**Data records**
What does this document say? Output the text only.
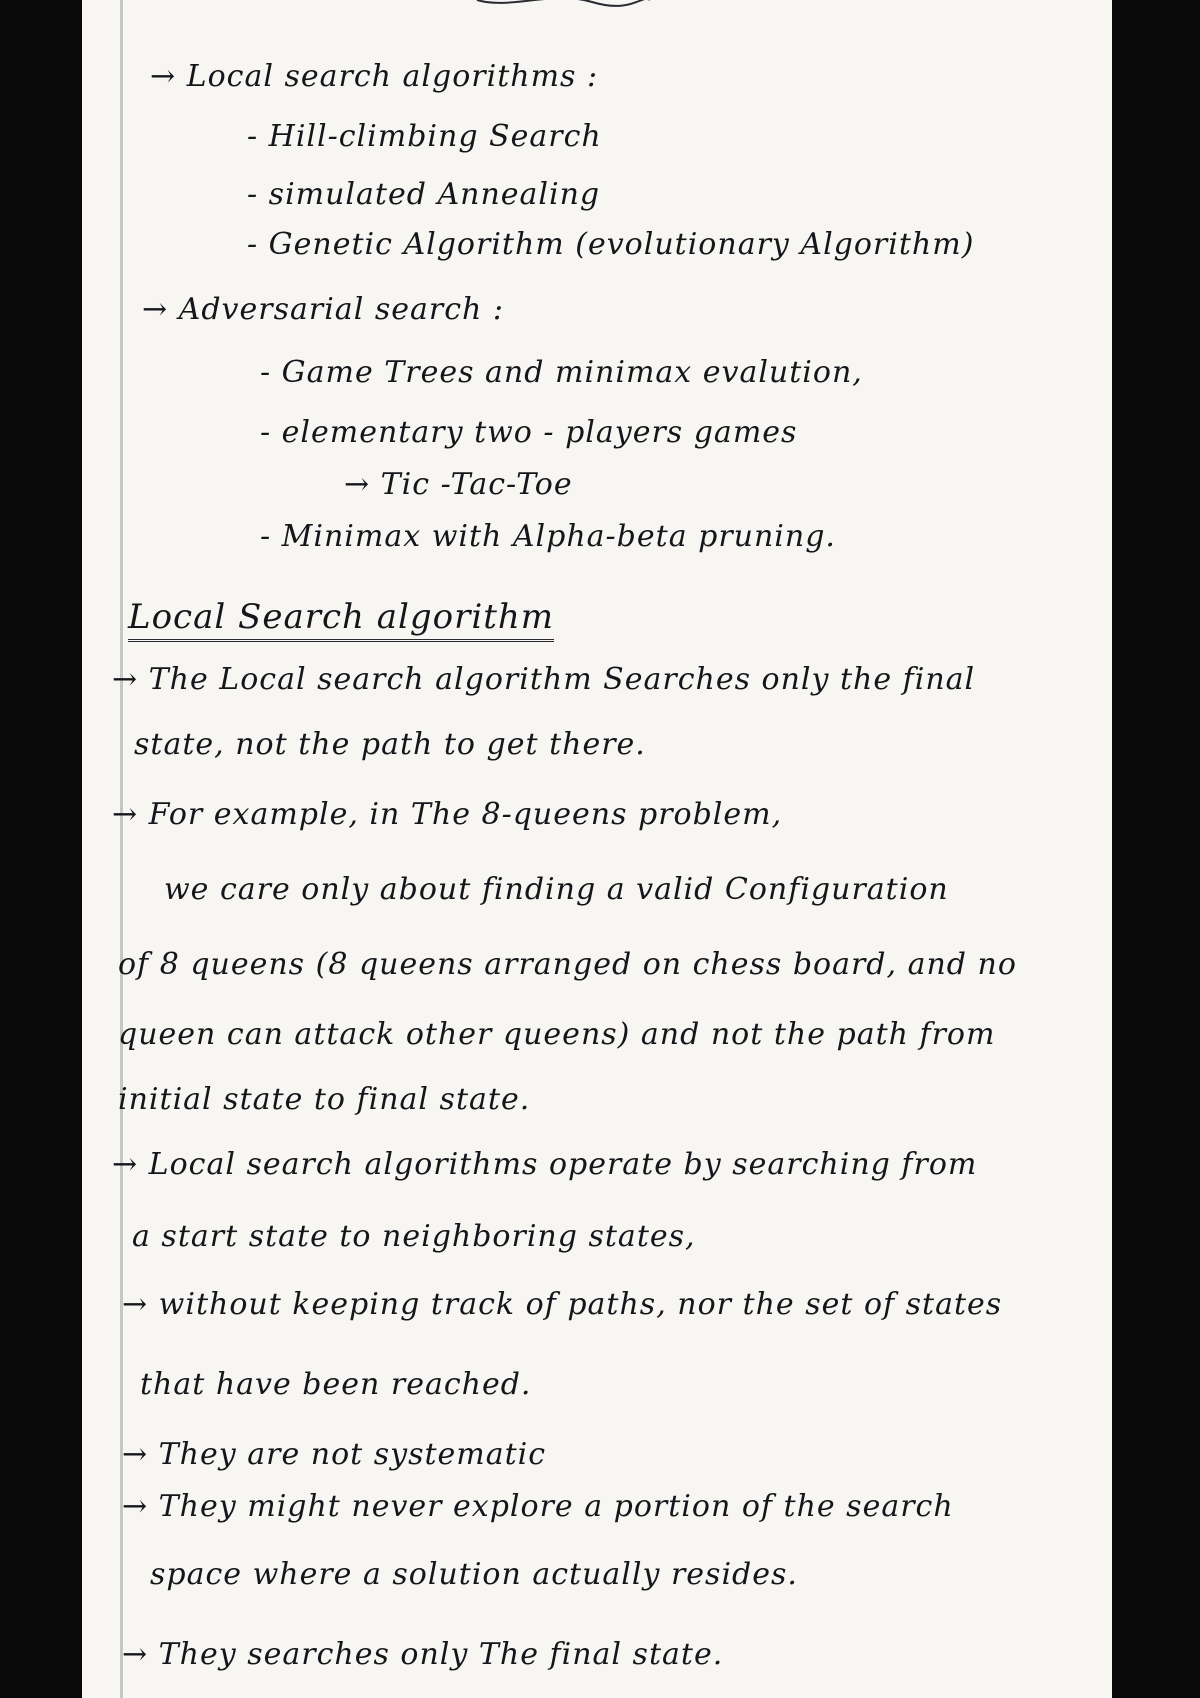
→ Local search algorithms :
- Hill-climbing Search
- simulated Annealing
- Genetic Algorithm (evolutionary Algorithm)
→ Adversarial search :
- Game Trees and minimax evalution,
- elementary two - players games
→ Tic -Tac-Toe
- Minimax with Alpha-beta pruning.
Local Search algorithm
→ The Local search algorithm Searches only the final
state, not the path to get there.
→ For example, in The 8-queens problem,
we care only about finding a valid Configuration
of 8 queens (8 queens arranged on chess board, and no
queen can attack other queens) and not the path from
initial state to final state.
→ Local search algorithms operate by searching from
a start state to neighboring states,
→ without keeping track of paths, nor the set of states
that have been reached.
→ They are not systematic
→ They might never explore a portion of the search
space where a solution actually resides.
→ They searches only The final state.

**Problem requirements**
Omit the images and transcribe all of the records above word for word.

**Result of the task**
What does this document say? Output the text only.
→ Local search algorithms :
- Hill-climbing Search
- simulated Annealing
- Genetic Algorithm (evolutionary Algorithm)
→ Adversarial search :
- Game Trees and minimax evalution,
- elementary two - players games
→ Tic -Tac-Toe
- Minimax with Alpha-beta pruning.
Local Search algorithm
→ The Local search algorithm Searches only the final
state, not the path to get there.
→ For example, in The 8-queens problem,
we care only about finding a valid Configuration
of 8 queens (8 queens arranged on chess board, and no
queen can attack other queens) and not the path from
initial state to final state.
→ Local search algorithms operate by searching from
a start state to neighboring states,
→ without keeping track of paths, nor the set of states
that have been reached.
→ They are not systematic
→ They might never explore a portion of the search
space where a solution actually resides.
→ They searches only The final state.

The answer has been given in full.